**What you should do:**
Please find all lines in the data that hold the string "millions" and copy them.

(Entries from a visual dataset)
(begin)

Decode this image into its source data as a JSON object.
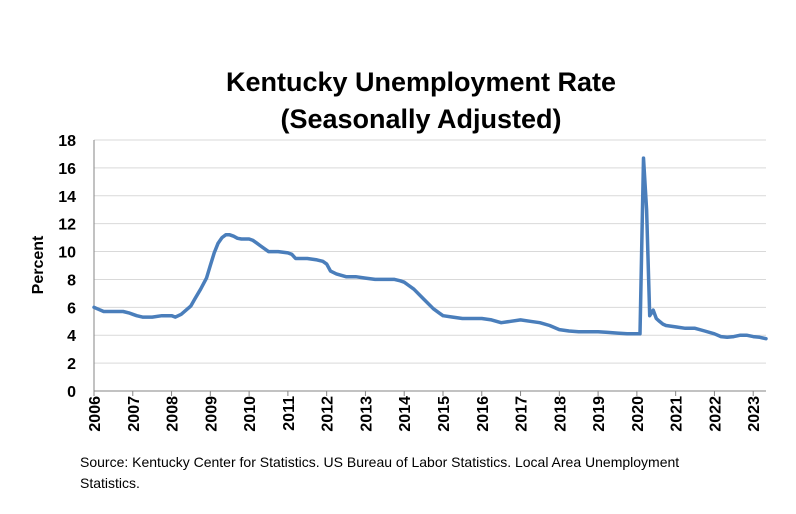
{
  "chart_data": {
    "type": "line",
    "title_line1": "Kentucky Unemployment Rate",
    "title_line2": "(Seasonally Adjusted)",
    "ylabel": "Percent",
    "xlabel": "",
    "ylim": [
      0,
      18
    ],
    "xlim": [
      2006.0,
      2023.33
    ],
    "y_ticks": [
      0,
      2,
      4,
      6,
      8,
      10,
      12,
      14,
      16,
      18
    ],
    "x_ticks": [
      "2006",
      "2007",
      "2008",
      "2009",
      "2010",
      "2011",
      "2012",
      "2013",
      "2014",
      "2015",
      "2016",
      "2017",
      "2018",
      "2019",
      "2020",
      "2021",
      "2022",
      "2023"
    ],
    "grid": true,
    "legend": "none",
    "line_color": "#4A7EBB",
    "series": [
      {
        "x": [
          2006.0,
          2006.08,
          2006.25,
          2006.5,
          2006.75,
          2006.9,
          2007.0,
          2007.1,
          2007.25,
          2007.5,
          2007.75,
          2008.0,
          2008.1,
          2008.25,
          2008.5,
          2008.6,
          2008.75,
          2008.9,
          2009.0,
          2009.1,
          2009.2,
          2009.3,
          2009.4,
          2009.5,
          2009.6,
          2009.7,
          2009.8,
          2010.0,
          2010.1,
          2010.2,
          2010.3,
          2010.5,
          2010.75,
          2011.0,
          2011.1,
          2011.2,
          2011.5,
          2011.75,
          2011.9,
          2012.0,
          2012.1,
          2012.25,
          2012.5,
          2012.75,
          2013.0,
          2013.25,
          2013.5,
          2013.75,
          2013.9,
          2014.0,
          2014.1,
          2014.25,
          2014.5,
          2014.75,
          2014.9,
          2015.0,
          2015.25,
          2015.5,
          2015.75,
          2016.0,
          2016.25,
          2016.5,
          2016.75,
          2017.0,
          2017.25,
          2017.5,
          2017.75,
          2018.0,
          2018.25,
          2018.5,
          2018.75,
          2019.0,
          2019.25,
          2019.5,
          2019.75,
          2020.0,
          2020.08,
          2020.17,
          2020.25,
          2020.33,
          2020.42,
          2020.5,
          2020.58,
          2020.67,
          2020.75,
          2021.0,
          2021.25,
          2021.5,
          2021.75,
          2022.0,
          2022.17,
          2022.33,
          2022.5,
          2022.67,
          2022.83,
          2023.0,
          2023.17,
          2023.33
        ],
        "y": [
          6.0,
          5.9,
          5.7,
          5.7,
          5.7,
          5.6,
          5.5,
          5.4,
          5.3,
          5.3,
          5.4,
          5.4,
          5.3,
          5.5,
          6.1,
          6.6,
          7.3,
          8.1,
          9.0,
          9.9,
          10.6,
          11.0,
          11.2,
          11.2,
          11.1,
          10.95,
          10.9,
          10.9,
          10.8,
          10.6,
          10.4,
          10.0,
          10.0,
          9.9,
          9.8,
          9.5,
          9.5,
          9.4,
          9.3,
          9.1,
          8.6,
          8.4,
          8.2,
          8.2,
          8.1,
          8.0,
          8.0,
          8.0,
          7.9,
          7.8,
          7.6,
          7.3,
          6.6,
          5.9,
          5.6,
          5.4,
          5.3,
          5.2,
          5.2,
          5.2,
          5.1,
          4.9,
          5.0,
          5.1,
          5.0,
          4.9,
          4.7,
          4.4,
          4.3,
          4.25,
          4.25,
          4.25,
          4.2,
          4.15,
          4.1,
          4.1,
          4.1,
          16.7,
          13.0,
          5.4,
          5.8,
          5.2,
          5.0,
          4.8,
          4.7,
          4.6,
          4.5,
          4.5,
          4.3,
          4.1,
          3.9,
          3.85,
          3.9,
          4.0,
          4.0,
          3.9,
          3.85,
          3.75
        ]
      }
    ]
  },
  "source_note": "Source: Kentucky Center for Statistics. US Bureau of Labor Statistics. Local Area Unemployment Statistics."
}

(end)
(begin)

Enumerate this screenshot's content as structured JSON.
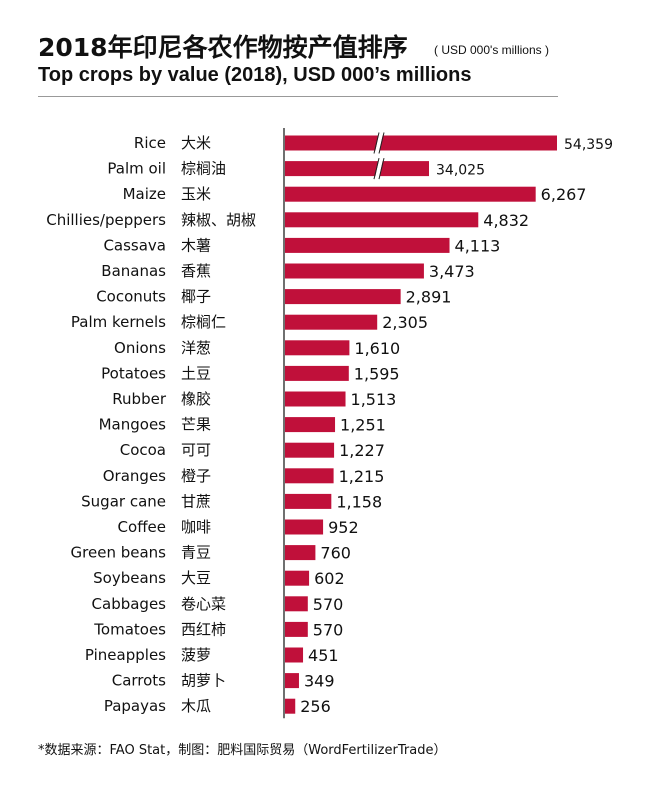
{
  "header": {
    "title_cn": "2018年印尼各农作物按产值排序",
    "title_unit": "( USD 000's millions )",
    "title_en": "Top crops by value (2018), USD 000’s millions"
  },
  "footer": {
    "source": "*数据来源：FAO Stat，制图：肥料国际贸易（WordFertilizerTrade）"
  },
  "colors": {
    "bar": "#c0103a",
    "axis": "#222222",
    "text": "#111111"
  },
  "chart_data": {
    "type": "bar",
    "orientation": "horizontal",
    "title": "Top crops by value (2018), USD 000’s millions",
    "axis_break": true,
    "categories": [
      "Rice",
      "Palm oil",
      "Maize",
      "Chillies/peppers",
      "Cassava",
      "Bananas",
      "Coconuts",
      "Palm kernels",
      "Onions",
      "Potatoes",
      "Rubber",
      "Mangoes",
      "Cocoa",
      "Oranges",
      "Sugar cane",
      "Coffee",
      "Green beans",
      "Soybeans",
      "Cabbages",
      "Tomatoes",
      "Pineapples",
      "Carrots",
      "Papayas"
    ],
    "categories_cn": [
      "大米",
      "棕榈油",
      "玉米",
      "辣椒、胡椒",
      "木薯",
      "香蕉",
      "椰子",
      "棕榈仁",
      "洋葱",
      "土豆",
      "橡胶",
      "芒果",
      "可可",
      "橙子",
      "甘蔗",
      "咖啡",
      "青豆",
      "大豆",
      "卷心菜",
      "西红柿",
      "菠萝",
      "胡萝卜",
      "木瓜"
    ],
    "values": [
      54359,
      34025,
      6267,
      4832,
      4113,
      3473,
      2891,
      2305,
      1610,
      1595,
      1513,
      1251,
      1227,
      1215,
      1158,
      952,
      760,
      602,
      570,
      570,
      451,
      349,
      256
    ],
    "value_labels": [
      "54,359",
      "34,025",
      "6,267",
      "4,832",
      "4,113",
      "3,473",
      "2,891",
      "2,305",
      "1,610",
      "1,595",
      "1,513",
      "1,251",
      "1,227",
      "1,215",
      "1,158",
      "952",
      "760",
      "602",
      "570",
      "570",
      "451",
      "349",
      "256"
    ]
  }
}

(end)

**Result:**
    "title_unit": "( USD 000's millions )",
    "title_en": "Top crops by value (2018), USD 000’s millions"
    "title": "Top crops by value (2018), USD 000’s millions",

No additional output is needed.